Task data>
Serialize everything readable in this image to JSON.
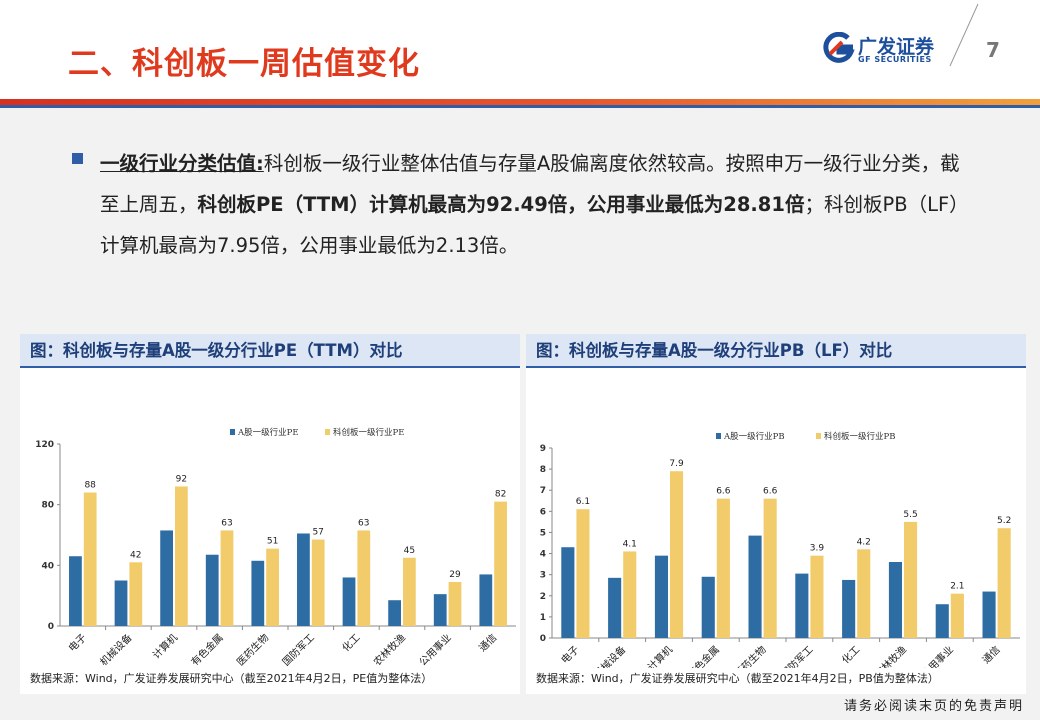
{
  "header": {
    "title": "二、科创板一周估值变化",
    "logo_cn": "广发证券",
    "logo_en": "GF SECURITIES",
    "page_number": "7"
  },
  "bullet": {
    "lead": "一级行业分类估值:",
    "seg1": "科创板一级行业整体估值与存量A股偏离度依然较高。按照申万一级行业分类，截至上周五，",
    "bold": "科创板PE（TTM）计算机最高为92.49倍，公用事业最低为28.81倍",
    "seg2": "；科创板PB（LF）计算机最高为7.95倍，公用事业最低为2.13倍。"
  },
  "panels": {
    "left_title": "图：科创板与存量A股一级分行业PE（TTM）对比",
    "right_title": "图：科创板与存量A股一级分行业PB（LF）对比",
    "left_source": "数据来源：Wind，广发证券发展研究中心（截至2021年4月2日，PE值为整体法）",
    "right_source": "数据来源：Wind，广发证券发展研究中心（截至2021年4月2日，PB值为整体法）"
  },
  "footer": {
    "disclaimer": "请务必阅读末页的免责声明"
  },
  "colors": {
    "series_a": "#2e6da4",
    "series_b": "#f2cc6b",
    "title_red": "#e03a1e",
    "brand_blue": "#2f5da8"
  },
  "chart_data": [
    {
      "type": "bar",
      "categories": [
        "电子",
        "机械设备",
        "计算机",
        "有色金属",
        "医药生物",
        "国防军工",
        "化工",
        "农林牧渔",
        "公用事业",
        "通信"
      ],
      "series": [
        {
          "name": "A股一级行业PE",
          "values": [
            46,
            30,
            63,
            47,
            43,
            61,
            32,
            17,
            21,
            34
          ]
        },
        {
          "name": "科创板一级行业PE",
          "values": [
            88,
            42,
            92,
            63,
            51,
            57,
            63,
            45,
            29,
            82
          ]
        }
      ],
      "data_labels": [
        "88",
        "42",
        "92",
        "63",
        "51",
        "57",
        "63",
        "45",
        "29",
        "82"
      ],
      "yticks": [
        "0",
        "40",
        "80",
        "120"
      ],
      "ylim": [
        0,
        120
      ],
      "legend": "top-center",
      "grid": false
    },
    {
      "type": "bar",
      "categories": [
        "电子",
        "机械设备",
        "计算机",
        "有色金属",
        "医药生物",
        "国防军工",
        "化工",
        "农林牧渔",
        "公用事业",
        "通信"
      ],
      "series": [
        {
          "name": "A股一级行业PB",
          "values": [
            4.3,
            2.85,
            3.9,
            2.9,
            4.85,
            3.05,
            2.75,
            3.6,
            1.6,
            2.2
          ]
        },
        {
          "name": "科创板一级行业PB",
          "values": [
            6.1,
            4.1,
            7.9,
            6.6,
            6.6,
            3.9,
            4.2,
            5.5,
            2.1,
            5.2
          ]
        }
      ],
      "data_labels": [
        "6.1",
        "4.1",
        "7.9",
        "6.6",
        "6.6",
        "3.9",
        "4.2",
        "5.5",
        "2.1",
        "5.2"
      ],
      "yticks": [
        "0",
        "1",
        "2",
        "3",
        "4",
        "5",
        "6",
        "7",
        "8",
        "9"
      ],
      "ylim": [
        0,
        9
      ],
      "legend": "top-center",
      "grid": false
    }
  ]
}
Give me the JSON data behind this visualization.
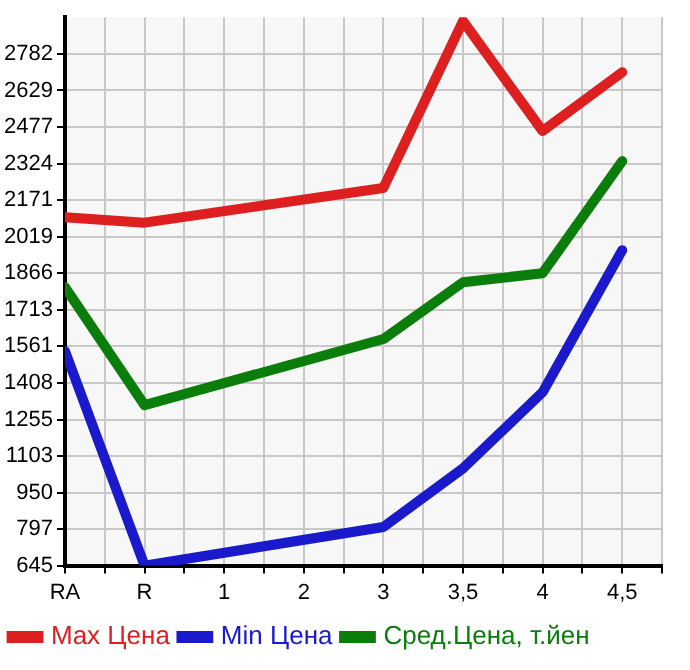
{
  "chart_data": {
    "type": "line",
    "categories": [
      "RA",
      "R",
      "1",
      "2",
      "3",
      "3,5",
      "4",
      "4,5"
    ],
    "ylim": [
      645,
      2935
    ],
    "yticks": [
      645,
      797,
      950,
      1103,
      1255,
      1408,
      1561,
      1713,
      1866,
      2019,
      2171,
      2324,
      2477,
      2629,
      2782
    ],
    "grid": true,
    "legend": "bottom",
    "marker": "none",
    "line_style": "solid",
    "series": [
      {
        "name": "Max Цена",
        "color": "#dd1f1f",
        "values": [
          2100,
          2077,
          null,
          null,
          2222,
          2919,
          2460,
          2705
        ]
      },
      {
        "name": "Min Цена",
        "color": "#1a1acc",
        "values": [
          1541,
          645,
          null,
          null,
          806,
          1051,
          1369,
          1962
        ]
      },
      {
        "name": "Сред.Цена, т.йен",
        "color": "#0a7d0a",
        "values": [
          1808,
          1315,
          null,
          null,
          1591,
          1828,
          1866,
          2334
        ]
      }
    ]
  }
}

Problem details>
Some lines of the data above may hold the word "Цена"; report how many do, and nothing else.

Output for this exercise>
3